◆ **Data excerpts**
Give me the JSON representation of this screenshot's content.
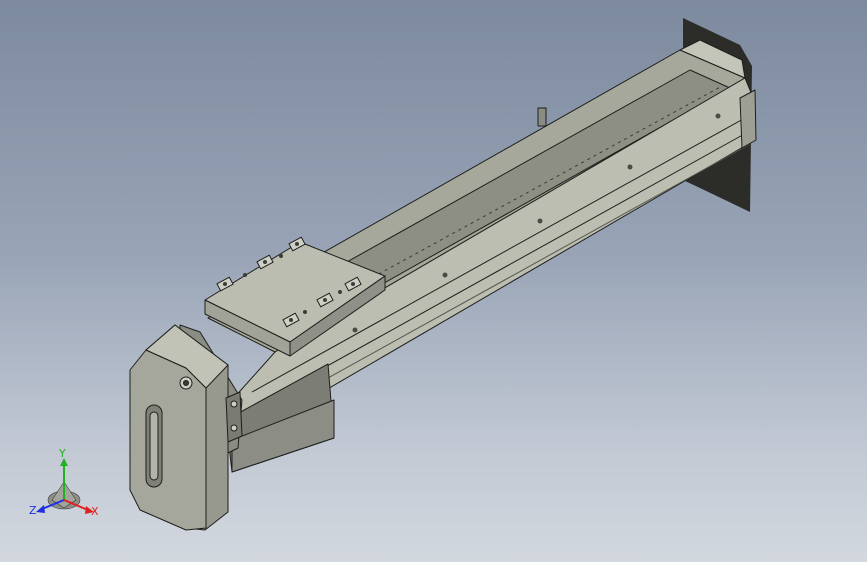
{
  "view": {
    "colors": {
      "background_top": "#7d8a9e",
      "background_bottom": "#d3d8df",
      "model_face_light": "#b9baae",
      "model_face_mid": "#9c9d92",
      "model_face_dark": "#6f7068",
      "model_edge": "#1e1f1c"
    },
    "model": {
      "name": "linear-actuator-module",
      "parts": [
        "motor-housing",
        "rail-body",
        "carriage-plate",
        "end-cap",
        "belt-cover"
      ]
    },
    "triad": {
      "x_label": "X",
      "y_label": "Y",
      "z_label": "Z",
      "x_color": "#e02020",
      "y_color": "#20b020",
      "z_color": "#2030e0"
    }
  }
}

◆ **What is asked**
Reproduce each entry precisely, dropping only the pictures.

◆ **Answer to the exercise**
Give me the JSON representation of this screenshot's content.
{
  "view": {
    "colors": {
      "background_top": "#7d8a9e",
      "background_bottom": "#d3d8df",
      "model_face_light": "#b9baae",
      "model_face_mid": "#9c9d92",
      "model_face_dark": "#6f7068",
      "model_edge": "#1e1f1c"
    },
    "model": {
      "name": "linear-actuator-module",
      "parts": [
        "motor-housing",
        "rail-body",
        "carriage-plate",
        "end-cap",
        "belt-cover"
      ]
    },
    "triad": {
      "x_label": "X",
      "y_label": "Y",
      "z_label": "Z",
      "x_color": "#e02020",
      "y_color": "#20b020",
      "z_color": "#2030e0"
    }
  }
}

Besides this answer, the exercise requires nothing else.